● **Exercise aim**
Quote all of the data exactly as given. Skip every picture it contains.
[BEGIN]
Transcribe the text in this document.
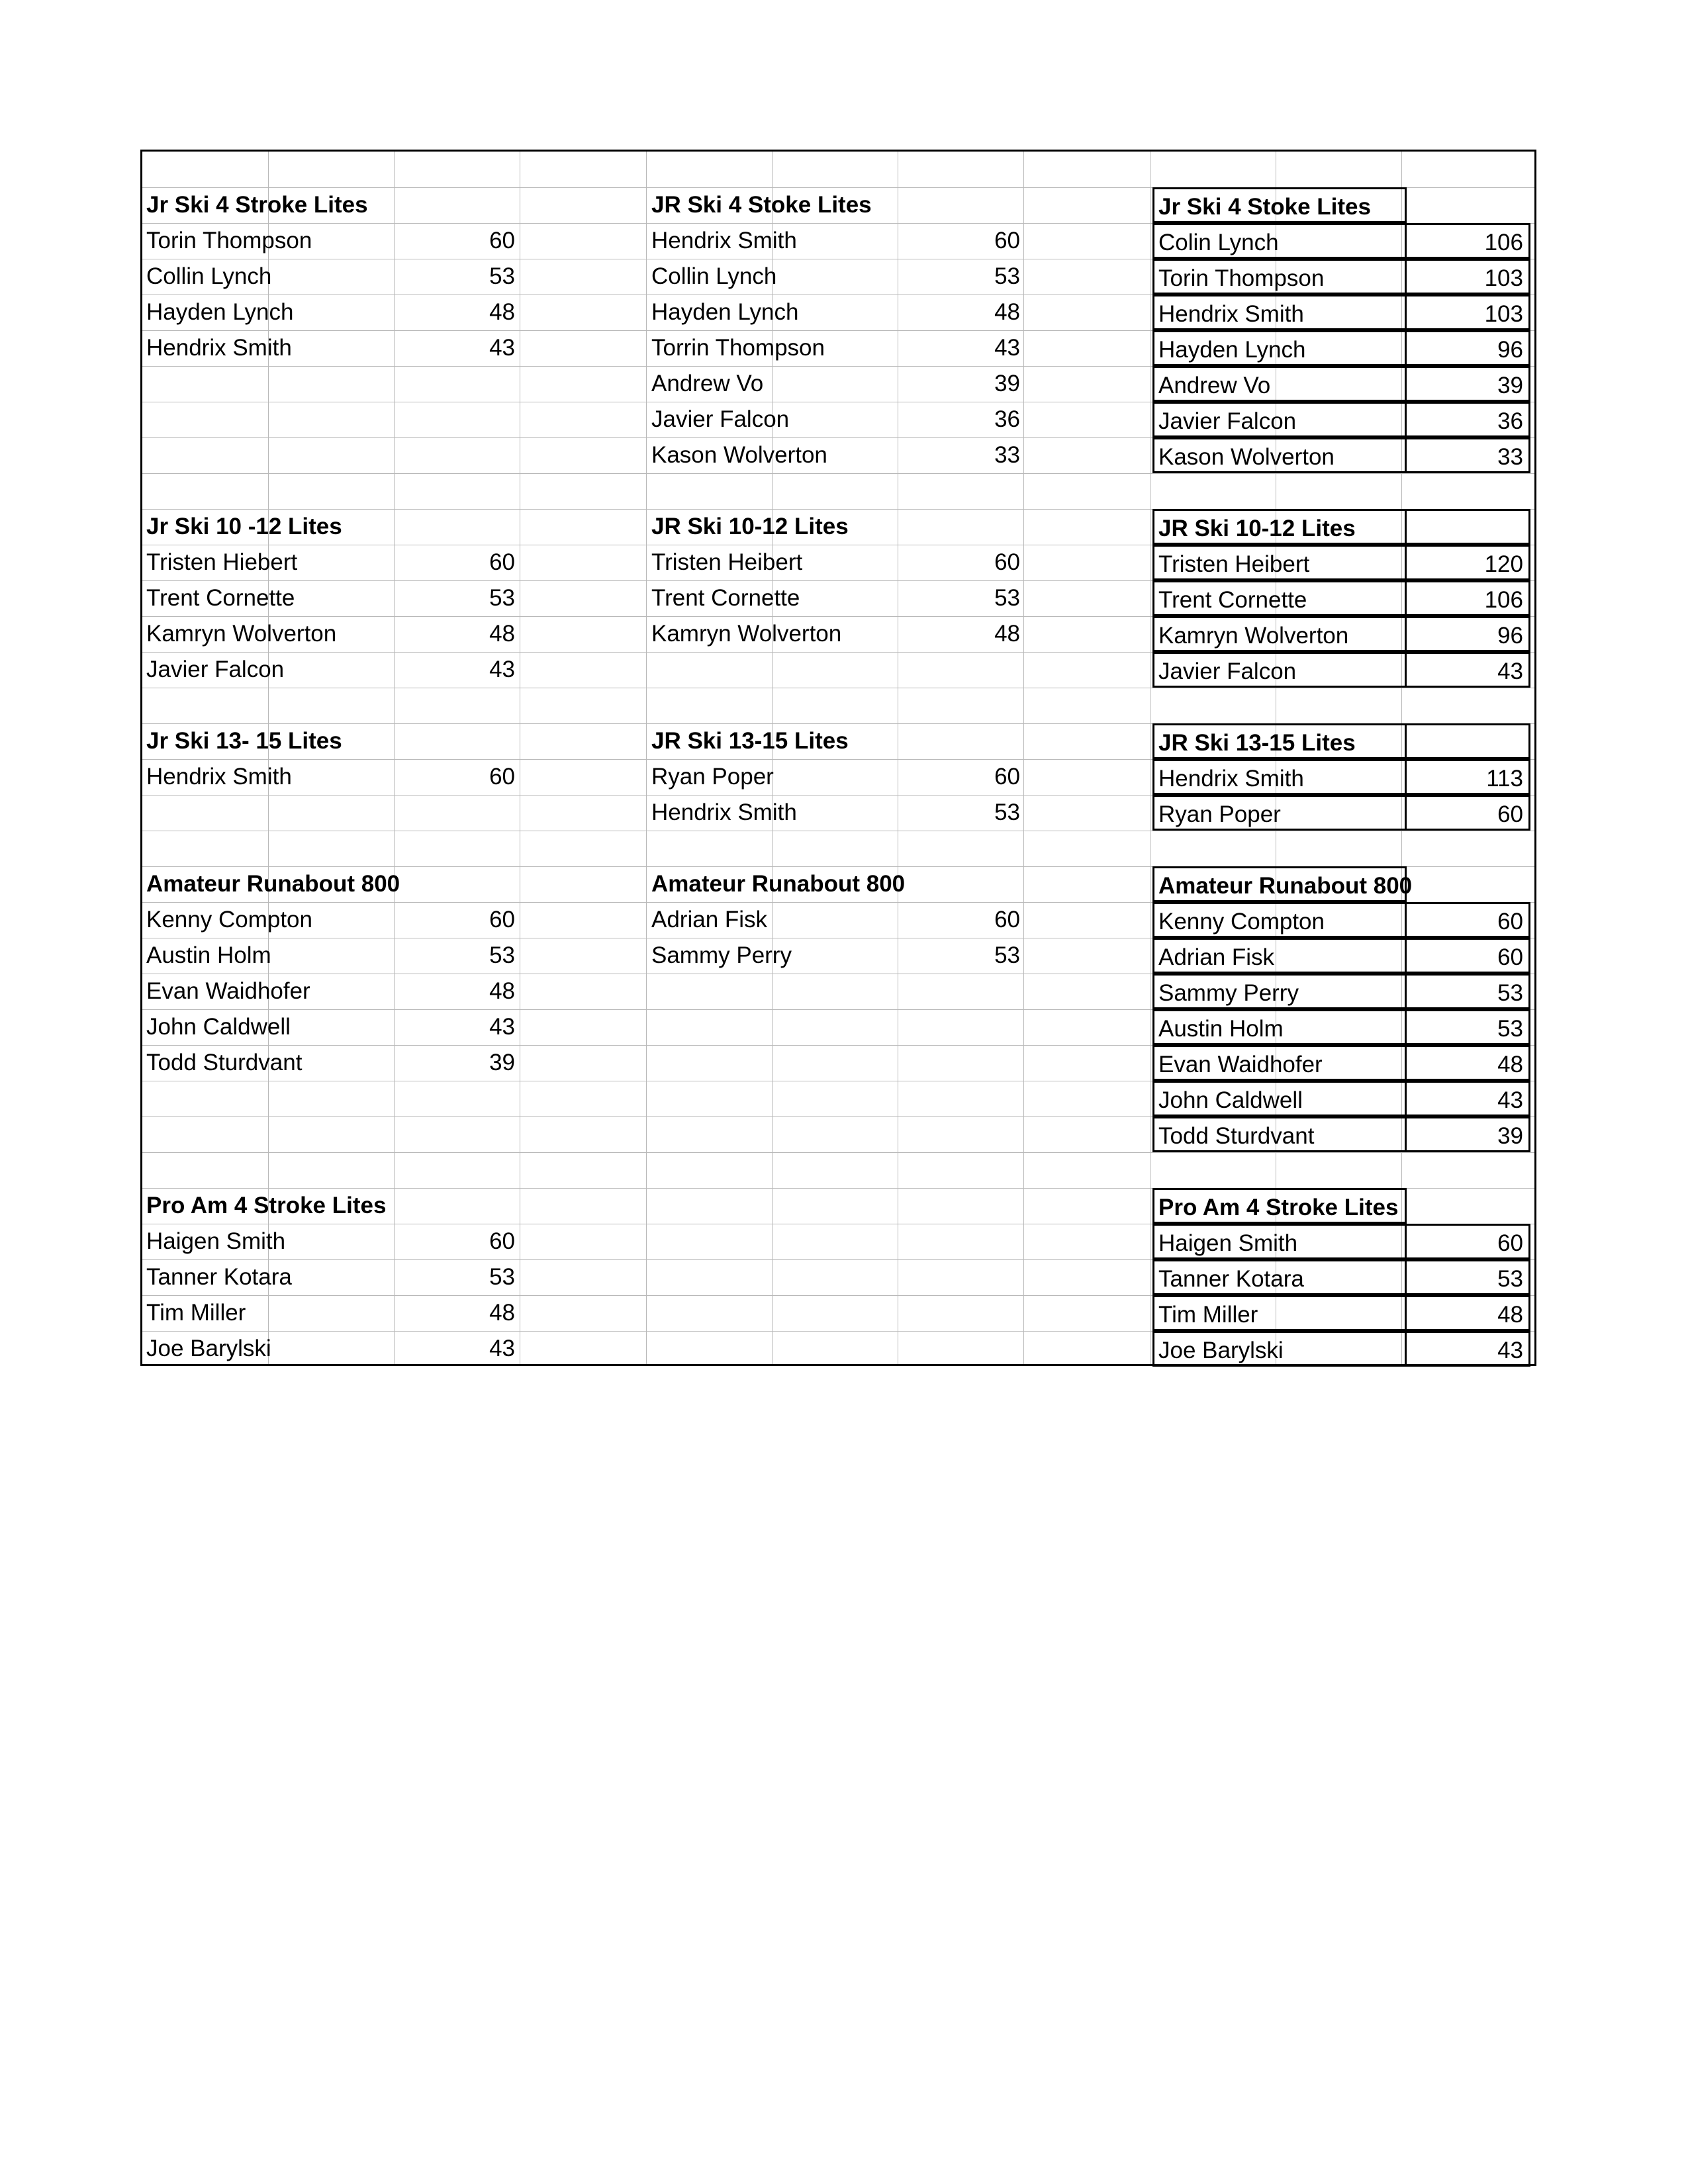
Jr Ski 4 Stroke Lites
Torin Thompson	60
Collin Lynch	53
Hayden Lynch	48
Hendrix Smith	43
JR Ski 4 Stoke Lites
Hendrix Smith	60
Collin Lynch	53
Hayden Lynch	48
Torrin Thompson	43
Andrew Vo	39
Javier Falcon	36
Kason Wolverton	33
Jr Ski 4 Stoke Lites
Colin Lynch	106
Torin Thompson	103
Hendrix Smith	103
Hayden Lynch	96
Andrew Vo	39
Javier Falcon	36
Kason Wolverton	33
Jr Ski 10 -12 Lites
Tristen Hiebert	60
Trent Cornette	53
Kamryn Wolverton	48
Javier Falcon	43
JR Ski 10-12 Lites
Tristen Heibert	60
Trent Cornette	53
Kamryn Wolverton	48
JR Ski 10-12 Lites
Tristen Heibert	120
Trent Cornette	106
Kamryn Wolverton	96
Javier Falcon	43
Jr Ski 13- 15 Lites
Hendrix Smith	60
JR Ski 13-15 Lites
Ryan Poper	60
Hendrix Smith	53
JR Ski 13-15 Lites
Hendrix Smith	113
Ryan Poper	60
Amateur Runabout 800
Kenny Compton	60
Austin Holm	53
Evan Waidhofer	48
John Caldwell	43
Todd Sturdvant	39
Amateur Runabout 800
Adrian Fisk	60
Sammy Perry	53
Amateur Runabout 800
Kenny Compton	60
Adrian Fisk	60
Sammy Perry	53
Austin Holm	53
Evan Waidhofer	48
John Caldwell	43
Todd Sturdvant	39
Pro Am 4 Stroke Lites
Haigen Smith	60
Tanner Kotara	53
Tim Miller	48
Joe Barylski	43
Pro Am 4 Stroke Lites
Haigen Smith	60
Tanner Kotara	53
Tim Miller	48
Joe Barylski	43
[END]
● **Answer for this exercise**
Transcribe the text in this document.
Jr Ski 4 Stroke Lites
Torin Thompson	60
Collin Lynch	53
Hayden Lynch	48
Hendrix Smith	43
JR Ski 4 Stoke Lites
Hendrix Smith	60
Collin Lynch	53
Hayden Lynch	48
Torrin Thompson	43
Andrew Vo	39
Javier Falcon	36
Kason Wolverton	33
Jr Ski 4 Stoke Lites
Colin Lynch	106
Torin Thompson	103
Hendrix Smith	103
Hayden Lynch	96
Andrew Vo	39
Javier Falcon	36
Kason Wolverton	33
Jr Ski 10 -12 Lites
Tristen Hiebert	60
Trent Cornette	53
Kamryn Wolverton	48
Javier Falcon	43
JR Ski 10-12 Lites
Tristen Heibert	60
Trent Cornette	53
Kamryn Wolverton	48
JR Ski 10-12 Lites
Tristen Heibert	120
Trent Cornette	106
Kamryn Wolverton	96
Javier Falcon	43
Jr Ski 13- 15 Lites
Hendrix Smith	60
JR Ski 13-15 Lites
Ryan Poper	60
Hendrix Smith	53
JR Ski 13-15 Lites
Hendrix Smith	113
Ryan Poper	60
Amateur Runabout 800
Kenny Compton	60
Austin Holm	53
Evan Waidhofer	48
John Caldwell	43
Todd Sturdvant	39
Amateur Runabout 800
Adrian Fisk	60
Sammy Perry	53
Amateur Runabout 800
Kenny Compton	60
Adrian Fisk	60
Sammy Perry	53
Austin Holm	53
Evan Waidhofer	48
John Caldwell	43
Todd Sturdvant	39
Pro Am 4 Stroke Lites
Haigen Smith	60
Tanner Kotara	53
Tim Miller	48
Joe Barylski	43
Pro Am 4 Stroke Lites
Haigen Smith	60
Tanner Kotara	53
Tim Miller	48
Joe Barylski	43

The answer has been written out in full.